**EXERCISE BRIEF:**
Revise the stretch from the start of the lines through the line containing "The support frame 24b is at (417, 323).", swapping "perspective view" for "side view" and leaving everything else as it is.
— start TASK INPUT —
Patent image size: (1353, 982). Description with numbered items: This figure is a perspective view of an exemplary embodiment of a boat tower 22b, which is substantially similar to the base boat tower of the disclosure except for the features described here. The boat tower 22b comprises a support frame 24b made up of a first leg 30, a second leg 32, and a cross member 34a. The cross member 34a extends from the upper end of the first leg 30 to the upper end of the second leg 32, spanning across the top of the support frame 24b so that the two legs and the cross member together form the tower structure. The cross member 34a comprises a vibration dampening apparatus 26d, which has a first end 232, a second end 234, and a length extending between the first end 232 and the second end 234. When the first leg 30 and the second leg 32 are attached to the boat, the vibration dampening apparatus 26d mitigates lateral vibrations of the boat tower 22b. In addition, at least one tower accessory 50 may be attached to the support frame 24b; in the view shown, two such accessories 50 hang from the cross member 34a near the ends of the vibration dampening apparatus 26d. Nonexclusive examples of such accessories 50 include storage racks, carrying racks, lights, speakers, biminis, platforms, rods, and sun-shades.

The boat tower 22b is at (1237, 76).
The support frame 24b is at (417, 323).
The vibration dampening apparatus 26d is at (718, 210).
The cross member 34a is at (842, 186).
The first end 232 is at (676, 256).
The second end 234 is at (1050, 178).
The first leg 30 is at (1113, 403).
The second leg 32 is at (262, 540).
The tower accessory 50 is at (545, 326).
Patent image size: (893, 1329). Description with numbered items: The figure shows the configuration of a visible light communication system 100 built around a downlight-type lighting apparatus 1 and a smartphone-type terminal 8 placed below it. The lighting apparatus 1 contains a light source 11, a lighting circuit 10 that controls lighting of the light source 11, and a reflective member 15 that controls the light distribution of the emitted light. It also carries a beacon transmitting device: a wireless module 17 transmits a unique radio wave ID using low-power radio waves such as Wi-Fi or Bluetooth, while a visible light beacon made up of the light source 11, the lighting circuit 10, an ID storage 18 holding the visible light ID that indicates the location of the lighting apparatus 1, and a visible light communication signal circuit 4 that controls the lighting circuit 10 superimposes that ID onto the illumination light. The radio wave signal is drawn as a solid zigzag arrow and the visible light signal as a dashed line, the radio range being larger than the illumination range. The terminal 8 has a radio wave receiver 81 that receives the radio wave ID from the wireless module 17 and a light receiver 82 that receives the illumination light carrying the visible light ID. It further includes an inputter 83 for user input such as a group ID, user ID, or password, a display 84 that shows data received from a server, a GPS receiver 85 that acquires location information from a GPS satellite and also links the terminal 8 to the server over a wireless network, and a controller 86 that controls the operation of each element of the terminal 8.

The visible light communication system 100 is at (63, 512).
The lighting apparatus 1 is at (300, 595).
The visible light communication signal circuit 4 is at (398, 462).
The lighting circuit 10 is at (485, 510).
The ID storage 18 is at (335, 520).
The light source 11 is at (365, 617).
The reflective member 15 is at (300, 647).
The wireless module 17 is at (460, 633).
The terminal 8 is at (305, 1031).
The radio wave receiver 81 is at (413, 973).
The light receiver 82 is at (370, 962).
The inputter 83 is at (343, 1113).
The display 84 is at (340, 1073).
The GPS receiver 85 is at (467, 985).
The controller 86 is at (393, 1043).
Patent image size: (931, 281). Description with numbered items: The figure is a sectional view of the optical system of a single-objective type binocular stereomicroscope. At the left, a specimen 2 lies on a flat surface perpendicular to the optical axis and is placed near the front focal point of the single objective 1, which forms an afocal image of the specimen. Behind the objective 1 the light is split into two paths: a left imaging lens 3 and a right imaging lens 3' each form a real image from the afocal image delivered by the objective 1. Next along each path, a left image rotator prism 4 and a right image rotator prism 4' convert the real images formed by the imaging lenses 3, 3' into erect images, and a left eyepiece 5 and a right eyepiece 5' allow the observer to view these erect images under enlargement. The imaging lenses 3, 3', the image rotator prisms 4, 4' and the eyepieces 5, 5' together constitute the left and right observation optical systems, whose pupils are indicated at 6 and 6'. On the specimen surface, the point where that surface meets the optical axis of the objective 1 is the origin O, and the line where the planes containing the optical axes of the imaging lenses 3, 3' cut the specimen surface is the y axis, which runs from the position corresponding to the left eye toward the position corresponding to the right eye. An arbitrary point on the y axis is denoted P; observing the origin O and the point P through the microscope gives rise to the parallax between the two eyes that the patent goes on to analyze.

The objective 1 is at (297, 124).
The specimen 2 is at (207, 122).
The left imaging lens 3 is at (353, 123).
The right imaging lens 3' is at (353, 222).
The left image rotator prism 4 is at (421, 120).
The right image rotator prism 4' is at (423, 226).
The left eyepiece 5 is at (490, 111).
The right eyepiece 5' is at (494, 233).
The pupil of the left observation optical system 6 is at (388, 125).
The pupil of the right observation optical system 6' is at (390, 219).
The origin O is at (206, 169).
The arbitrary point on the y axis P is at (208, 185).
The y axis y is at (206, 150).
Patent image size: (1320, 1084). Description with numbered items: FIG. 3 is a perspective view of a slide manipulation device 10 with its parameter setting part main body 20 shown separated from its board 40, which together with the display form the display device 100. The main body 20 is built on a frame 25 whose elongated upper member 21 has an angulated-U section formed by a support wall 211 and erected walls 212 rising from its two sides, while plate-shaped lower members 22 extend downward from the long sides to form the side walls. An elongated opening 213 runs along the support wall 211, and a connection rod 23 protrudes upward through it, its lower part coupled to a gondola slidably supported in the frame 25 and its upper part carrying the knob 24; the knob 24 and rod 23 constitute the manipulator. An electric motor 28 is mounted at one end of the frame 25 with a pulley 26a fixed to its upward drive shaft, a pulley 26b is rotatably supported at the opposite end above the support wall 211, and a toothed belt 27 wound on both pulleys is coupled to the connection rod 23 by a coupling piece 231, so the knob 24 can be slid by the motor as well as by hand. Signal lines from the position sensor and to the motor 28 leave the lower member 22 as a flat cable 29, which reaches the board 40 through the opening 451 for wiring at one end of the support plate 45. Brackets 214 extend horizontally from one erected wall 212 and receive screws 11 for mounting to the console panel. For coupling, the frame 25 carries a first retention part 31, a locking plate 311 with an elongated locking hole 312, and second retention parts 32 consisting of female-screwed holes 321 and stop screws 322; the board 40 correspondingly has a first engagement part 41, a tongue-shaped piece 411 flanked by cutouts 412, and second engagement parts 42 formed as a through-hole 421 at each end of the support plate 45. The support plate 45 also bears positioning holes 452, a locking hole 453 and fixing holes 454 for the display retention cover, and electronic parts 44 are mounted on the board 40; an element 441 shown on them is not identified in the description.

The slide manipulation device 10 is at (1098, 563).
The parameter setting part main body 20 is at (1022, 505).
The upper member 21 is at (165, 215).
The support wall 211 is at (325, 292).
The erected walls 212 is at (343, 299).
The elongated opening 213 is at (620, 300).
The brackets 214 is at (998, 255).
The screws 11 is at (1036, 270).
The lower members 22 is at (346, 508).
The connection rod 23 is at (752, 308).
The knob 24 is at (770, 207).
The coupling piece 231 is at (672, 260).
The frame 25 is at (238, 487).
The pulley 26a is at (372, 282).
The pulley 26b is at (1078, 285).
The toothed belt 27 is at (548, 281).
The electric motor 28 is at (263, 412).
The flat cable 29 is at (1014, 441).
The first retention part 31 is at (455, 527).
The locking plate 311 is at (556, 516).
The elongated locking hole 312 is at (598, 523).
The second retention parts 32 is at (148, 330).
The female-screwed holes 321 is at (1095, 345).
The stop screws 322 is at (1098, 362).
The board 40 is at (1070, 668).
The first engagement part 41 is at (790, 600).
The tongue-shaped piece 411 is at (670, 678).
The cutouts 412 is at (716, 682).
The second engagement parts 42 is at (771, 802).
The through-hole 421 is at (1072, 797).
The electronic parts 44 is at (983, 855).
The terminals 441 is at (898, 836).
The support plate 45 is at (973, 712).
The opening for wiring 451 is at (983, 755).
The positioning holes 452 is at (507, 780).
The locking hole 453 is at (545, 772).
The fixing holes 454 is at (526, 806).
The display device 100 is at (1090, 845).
— end TASK INPUT —
**CORRECT ANSWER:**
Patent image size: (1353, 982). Description with numbered items: This figure is a side view of an exemplary embodiment of a boat tower 22b, which is substantially similar to the base boat tower of the disclosure except for the features described here. The boat tower 22b comprises a support frame 24b made up of a first leg 30, a second leg 32, and a cross member 34a. The cross member 34a extends from the upper end of the first leg 30 to the upper end of the second leg 32, spanning across the top of the support frame 24b so that the two legs and the cross member together form the tower structure. The cross member 34a comprises a vibration dampening apparatus 26d, which has a first end 232, a second end 234, and a length extending between the first end 232 and the second end 234. When the first leg 30 and the second leg 32 are attached to the boat, the vibration dampening apparatus 26d mitigates lateral vibrations of the boat tower 22b. In addition, at least one tower accessory 50 may be attached to the support frame 24b; in the view shown, two such accessories 50 hang from the cross member 34a near the ends of the vibration dampening apparatus 26d. Nonexclusive examples of such accessories 50 include storage racks, carrying racks, lights, speakers, biminis, platforms, rods, and sun-shades.

The boat tower 22b is at (1237, 76).
The support frame 24b is at (417, 323).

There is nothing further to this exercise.